## Short exercise
Your task is to print all of the material verbatim.

------------

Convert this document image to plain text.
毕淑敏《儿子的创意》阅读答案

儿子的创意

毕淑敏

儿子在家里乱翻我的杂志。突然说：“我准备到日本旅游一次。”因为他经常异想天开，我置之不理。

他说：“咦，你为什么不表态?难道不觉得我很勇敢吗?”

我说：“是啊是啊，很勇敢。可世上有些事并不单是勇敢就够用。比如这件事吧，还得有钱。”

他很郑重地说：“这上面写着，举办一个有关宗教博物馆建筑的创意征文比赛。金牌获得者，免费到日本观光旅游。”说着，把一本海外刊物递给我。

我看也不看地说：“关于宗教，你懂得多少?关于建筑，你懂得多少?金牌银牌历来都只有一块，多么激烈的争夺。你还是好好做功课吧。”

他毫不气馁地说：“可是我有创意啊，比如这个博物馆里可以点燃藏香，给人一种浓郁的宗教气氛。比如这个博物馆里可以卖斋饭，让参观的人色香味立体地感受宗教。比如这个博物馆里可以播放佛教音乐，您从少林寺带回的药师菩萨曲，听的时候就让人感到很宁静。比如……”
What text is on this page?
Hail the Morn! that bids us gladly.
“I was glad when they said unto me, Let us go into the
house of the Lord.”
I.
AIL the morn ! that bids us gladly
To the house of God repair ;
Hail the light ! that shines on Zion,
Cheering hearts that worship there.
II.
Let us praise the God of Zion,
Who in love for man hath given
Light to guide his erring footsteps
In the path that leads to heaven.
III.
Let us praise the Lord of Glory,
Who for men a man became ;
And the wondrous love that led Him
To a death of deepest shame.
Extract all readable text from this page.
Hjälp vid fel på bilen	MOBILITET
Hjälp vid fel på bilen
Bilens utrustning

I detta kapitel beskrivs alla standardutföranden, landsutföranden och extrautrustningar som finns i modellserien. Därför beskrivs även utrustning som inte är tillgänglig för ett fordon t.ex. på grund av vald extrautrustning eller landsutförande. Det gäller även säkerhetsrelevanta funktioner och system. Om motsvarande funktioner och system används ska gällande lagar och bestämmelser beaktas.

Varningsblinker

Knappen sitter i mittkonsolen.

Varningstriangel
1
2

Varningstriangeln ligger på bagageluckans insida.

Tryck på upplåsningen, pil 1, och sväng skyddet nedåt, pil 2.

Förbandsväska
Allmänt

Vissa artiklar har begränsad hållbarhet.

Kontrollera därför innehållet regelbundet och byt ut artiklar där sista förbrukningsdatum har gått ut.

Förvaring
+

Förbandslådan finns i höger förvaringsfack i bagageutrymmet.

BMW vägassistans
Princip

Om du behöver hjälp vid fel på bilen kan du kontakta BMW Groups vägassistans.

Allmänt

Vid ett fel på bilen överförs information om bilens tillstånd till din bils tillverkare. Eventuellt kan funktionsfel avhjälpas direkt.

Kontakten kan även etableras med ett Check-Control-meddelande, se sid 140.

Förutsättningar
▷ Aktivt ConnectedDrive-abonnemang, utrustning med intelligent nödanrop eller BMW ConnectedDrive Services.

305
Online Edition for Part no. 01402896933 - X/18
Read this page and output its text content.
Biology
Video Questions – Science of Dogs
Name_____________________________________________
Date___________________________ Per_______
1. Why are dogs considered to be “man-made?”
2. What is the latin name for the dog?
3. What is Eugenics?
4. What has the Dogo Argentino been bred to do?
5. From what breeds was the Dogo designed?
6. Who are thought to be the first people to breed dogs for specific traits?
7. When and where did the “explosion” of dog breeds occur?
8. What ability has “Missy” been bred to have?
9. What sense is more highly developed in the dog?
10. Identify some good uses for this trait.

------------

## Answer to this problem
Convert this document image to plain text.
毕淑敏《儿子的创意》阅读答案

儿子的创意

毕淑敏

儿子在家里乱翻我的杂志。突然说：“我准备到日本旅游一次。”因为他经常异想天开，我置之不理。

他说：“咦，你为什么不表态?难道不觉得我很勇敢吗?”

我说：“是啊是啊，很勇敢。可世上有些事并不单是勇敢就够用。比如这件事吧，还得有钱。”

他很郑重地说：“这上面写着，举办一个有关宗教博物馆建筑的创意征文比赛。金牌获得者，免费到日本观光旅游。”说着，把一本海外刊物递给我。

我看也不看地说：“关于宗教，你懂得多少?关于建筑，你懂得多少?金牌银牌历来都只有一块，多么激烈的争夺。你还是好好做功课吧。”

他毫不气馁地说：“可是我有创意啊，比如这个博物馆里可以点燃藏香，给人一种浓郁的宗教气氛。比如这个博物馆里可以卖斋饭，让参观的人色香味立体地感受宗教。比如这个博物馆里可以播放佛教音乐，您从少林寺带回的药师菩萨曲，听的时候就让人感到很宁静。比如……”
What text is on this page?
Hail the Morn! that bids us gladly.
“I was glad when they said unto me, Let us go into the
house of the Lord.”
I.
AIL the morn ! that bids us gladly
To the house of God repair ;
Hail the light ! that shines on Zion,
Cheering hearts that worship there.
II.
Let us praise the God of Zion,
Who in love for man hath given
Light to guide his erring footsteps
In the path that leads to heaven.
III.
Let us praise the Lord of Glory,
Who for men a man became ;
And the wondrous love that led Him
To a death of deepest shame.
Extract all readable text from this page.
Hjälp vid fel på bilen	MOBILITET
Hjälp vid fel på bilen
Bilens utrustning

I detta kapitel beskrivs alla standardutföranden, landsutföranden och extrautrustningar som finns i modellserien. Därför beskrivs även utrustning som inte är tillgänglig för ett fordon t.ex. på grund av vald extrautrustning eller landsutförande. Det gäller även säkerhetsrelevanta funktioner och system. Om motsvarande funktioner och system används ska gällande lagar och bestämmelser beaktas.

Varningsblinker

Knappen sitter i mittkonsolen.

Varningstriangel
1
2

Varningstriangeln ligger på bagageluckans insida.

Tryck på upplåsningen, pil 1, och sväng skyddet nedåt, pil 2.

Förbandsväska
Allmänt

Vissa artiklar har begränsad hållbarhet.

Kontrollera därför innehållet regelbundet och byt ut artiklar där sista förbrukningsdatum har gått ut.

Förvaring
+

Förbandslådan finns i höger förvaringsfack i bagageutrymmet.

BMW vägassistans
Princip

Om du behöver hjälp vid fel på bilen kan du kontakta BMW Groups vägassistans.

Allmänt

Vid ett fel på bilen överförs information om bilens tillstånd till din bils tillverkare. Eventuellt kan funktionsfel avhjälpas direkt.

Kontakten kan även etableras med ett Check-Control-meddelande, se sid 140.

Förutsättningar
▷ Aktivt ConnectedDrive-abonnemang, utrustning med intelligent nödanrop eller BMW ConnectedDrive Services.

305
Online Edition for Part no. 01402896933 - X/18
Read this page and output its text content.
Biology
Video Questions – Science of Dogs
Name_____________________________________________
Date___________________________ Per_______
1. Why are dogs considered to be “man-made?”
2. What is the latin name for the dog?
3. What is Eugenics?
4. What has the Dogo Argentino been bred to do?
5. From what breeds was the Dogo designed?
6. Who are thought to be the first people to breed dogs for specific traits?
7. When and where did the “explosion” of dog breeds occur?
8. What ability has “Missy” been bred to have?
9. What sense is more highly developed in the dog?
10. Identify some good uses for this trait.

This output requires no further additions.